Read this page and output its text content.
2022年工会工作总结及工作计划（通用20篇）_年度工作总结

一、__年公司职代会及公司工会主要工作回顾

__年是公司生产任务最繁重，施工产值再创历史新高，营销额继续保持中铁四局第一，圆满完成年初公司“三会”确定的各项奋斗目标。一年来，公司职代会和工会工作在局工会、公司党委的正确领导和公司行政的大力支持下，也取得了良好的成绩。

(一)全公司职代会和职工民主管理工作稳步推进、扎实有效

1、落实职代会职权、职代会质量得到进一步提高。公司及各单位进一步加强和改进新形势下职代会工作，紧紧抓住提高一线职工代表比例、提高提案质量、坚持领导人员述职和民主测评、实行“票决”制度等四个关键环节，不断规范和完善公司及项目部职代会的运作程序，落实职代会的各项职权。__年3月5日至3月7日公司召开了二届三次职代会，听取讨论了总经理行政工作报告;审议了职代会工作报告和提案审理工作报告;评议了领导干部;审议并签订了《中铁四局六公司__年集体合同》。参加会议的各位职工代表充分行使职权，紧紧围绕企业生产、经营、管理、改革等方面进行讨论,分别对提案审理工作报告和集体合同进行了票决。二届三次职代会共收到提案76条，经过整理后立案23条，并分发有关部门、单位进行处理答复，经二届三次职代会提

■ **PROBLEM STATEMENT**:
Set down every record above exactly as given.

■ **EXERCISE OUTPUT**:
Read this page and output its text content.
2022年工会工作总结及工作计划（通用20篇）_年度工作总结

一、__年公司职代会及公司工会主要工作回顾

__年是公司生产任务最繁重，施工产值再创历史新高，营销额继续保持中铁四局第一，圆满完成年初公司“三会”确定的各项奋斗目标。一年来，公司职代会和工会工作在局工会、公司党委的正确领导和公司行政的大力支持下，也取得了良好的成绩。

(一)全公司职代会和职工民主管理工作稳步推进、扎实有效

1、落实职代会职权、职代会质量得到进一步提高。公司及各单位进一步加强和改进新形势下职代会工作，紧紧抓住提高一线职工代表比例、提高提案质量、坚持领导人员述职和民主测评、实行“票决”制度等四个关键环节，不断规范和完善公司及项目部职代会的运作程序，落实职代会的各项职权。__年3月5日至3月7日公司召开了二届三次职代会，听取讨论了总经理行政工作报告;审议了职代会工作报告和提案审理工作报告;评议了领导干部;审议并签订了《中铁四局六公司__年集体合同》。参加会议的各位职工代表充分行使职权，紧紧围绕企业生产、经营、管理、改革等方面进行讨论,分别对提案审理工作报告和集体合同进行了票决。二届三次职代会共收到提案76条，经过整理后立案23条，并分发有关部门、单位进行处理答复，经二届三次职代会提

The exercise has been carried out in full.